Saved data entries
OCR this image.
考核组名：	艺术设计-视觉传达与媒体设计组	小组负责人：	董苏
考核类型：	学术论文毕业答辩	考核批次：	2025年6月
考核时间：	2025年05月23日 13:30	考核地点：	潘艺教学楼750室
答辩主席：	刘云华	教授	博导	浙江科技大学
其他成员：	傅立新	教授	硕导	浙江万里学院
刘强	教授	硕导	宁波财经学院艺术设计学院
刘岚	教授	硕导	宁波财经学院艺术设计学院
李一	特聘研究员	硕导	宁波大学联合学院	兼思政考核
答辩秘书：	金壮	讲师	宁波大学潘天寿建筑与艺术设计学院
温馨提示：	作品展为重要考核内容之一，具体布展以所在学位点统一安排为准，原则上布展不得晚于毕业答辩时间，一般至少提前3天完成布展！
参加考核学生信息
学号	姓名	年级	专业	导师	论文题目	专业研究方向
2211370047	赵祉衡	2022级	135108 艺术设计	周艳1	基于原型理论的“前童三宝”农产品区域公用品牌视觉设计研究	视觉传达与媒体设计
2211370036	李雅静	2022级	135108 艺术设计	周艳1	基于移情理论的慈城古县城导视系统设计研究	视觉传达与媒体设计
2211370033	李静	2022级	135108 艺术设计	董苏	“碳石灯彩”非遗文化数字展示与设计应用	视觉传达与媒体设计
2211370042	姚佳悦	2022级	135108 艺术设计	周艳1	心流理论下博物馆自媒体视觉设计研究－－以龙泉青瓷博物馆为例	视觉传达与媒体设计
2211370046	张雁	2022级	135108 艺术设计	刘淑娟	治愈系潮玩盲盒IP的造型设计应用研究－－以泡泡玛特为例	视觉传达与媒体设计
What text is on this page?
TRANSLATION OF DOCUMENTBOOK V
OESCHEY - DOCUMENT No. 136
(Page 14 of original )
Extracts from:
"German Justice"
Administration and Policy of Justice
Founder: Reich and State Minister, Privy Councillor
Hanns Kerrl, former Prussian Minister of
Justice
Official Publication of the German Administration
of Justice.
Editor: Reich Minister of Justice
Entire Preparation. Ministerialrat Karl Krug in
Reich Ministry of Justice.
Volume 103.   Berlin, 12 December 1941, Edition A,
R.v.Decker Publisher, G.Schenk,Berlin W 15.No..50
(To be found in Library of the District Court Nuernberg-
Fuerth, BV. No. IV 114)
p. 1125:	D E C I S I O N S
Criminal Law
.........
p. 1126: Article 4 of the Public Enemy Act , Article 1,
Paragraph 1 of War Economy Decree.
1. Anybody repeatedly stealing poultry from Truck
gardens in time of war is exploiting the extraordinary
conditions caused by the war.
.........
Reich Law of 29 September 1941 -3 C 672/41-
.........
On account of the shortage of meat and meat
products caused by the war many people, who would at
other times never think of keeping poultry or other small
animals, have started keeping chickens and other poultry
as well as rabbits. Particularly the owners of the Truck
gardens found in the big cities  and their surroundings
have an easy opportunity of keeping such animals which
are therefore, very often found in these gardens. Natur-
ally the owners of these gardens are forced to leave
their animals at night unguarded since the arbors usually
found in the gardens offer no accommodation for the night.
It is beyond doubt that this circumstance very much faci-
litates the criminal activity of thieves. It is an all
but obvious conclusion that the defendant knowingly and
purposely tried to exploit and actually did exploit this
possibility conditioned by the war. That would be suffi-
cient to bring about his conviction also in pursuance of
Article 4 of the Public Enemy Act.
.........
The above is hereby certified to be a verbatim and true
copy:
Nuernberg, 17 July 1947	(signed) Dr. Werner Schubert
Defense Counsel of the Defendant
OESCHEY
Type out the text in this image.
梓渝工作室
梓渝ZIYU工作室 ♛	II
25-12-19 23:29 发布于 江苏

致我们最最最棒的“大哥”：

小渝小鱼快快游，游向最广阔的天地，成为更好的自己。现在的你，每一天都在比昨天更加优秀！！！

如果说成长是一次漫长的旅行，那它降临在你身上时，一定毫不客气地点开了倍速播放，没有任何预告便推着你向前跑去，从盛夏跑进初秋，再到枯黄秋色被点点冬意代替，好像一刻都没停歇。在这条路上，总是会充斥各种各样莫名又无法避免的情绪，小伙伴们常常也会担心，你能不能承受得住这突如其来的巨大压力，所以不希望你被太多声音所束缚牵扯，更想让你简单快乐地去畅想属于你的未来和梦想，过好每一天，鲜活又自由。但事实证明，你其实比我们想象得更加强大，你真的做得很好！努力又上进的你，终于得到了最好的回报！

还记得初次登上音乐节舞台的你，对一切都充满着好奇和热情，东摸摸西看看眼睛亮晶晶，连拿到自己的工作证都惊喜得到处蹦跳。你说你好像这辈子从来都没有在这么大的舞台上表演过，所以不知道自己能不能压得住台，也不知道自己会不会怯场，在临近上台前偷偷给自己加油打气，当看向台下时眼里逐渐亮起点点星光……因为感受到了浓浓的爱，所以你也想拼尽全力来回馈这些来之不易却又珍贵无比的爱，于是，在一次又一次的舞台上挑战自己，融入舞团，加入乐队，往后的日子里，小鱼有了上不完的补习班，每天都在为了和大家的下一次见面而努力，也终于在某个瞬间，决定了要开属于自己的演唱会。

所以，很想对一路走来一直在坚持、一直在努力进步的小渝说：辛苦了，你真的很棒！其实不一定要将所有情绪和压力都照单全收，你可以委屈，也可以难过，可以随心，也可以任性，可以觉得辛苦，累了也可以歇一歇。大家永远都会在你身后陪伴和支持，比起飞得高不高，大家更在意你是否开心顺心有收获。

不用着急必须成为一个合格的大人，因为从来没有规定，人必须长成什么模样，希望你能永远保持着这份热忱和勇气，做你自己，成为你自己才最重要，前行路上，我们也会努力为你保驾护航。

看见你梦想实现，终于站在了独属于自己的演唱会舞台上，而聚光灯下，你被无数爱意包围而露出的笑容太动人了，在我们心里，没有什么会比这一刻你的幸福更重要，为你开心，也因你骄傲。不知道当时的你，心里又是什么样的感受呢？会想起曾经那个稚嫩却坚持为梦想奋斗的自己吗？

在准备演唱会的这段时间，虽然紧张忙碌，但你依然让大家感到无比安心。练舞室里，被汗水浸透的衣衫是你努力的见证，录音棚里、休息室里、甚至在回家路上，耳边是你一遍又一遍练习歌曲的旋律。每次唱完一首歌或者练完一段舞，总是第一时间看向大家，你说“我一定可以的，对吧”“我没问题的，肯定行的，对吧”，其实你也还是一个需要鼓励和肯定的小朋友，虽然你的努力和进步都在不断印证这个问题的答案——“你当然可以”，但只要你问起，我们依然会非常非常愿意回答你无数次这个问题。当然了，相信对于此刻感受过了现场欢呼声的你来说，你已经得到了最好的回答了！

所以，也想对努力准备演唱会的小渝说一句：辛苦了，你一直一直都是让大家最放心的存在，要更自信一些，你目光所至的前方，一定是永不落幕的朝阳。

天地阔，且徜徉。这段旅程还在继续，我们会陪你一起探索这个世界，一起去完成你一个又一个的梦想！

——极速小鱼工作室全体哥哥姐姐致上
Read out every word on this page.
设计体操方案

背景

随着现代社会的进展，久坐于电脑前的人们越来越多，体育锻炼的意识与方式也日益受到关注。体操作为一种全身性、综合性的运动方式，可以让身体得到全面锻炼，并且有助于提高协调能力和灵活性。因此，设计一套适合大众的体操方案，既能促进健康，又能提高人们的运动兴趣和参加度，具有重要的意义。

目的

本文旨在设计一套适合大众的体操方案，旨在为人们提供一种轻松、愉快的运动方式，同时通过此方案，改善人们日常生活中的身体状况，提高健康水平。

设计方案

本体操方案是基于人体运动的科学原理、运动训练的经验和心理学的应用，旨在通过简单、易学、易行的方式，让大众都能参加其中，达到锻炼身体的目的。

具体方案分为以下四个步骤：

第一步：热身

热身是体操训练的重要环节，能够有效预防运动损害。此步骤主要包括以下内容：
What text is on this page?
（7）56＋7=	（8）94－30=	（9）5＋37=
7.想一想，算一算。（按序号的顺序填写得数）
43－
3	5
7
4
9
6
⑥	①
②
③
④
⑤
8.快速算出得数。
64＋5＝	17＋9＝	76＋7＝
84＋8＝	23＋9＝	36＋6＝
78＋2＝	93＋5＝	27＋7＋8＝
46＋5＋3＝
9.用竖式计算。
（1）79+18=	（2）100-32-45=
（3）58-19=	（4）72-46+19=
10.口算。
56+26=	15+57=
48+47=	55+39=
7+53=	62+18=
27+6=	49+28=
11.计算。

Problem to work on
Give only a number: how many lines of the data hold the string "other"?

In response
2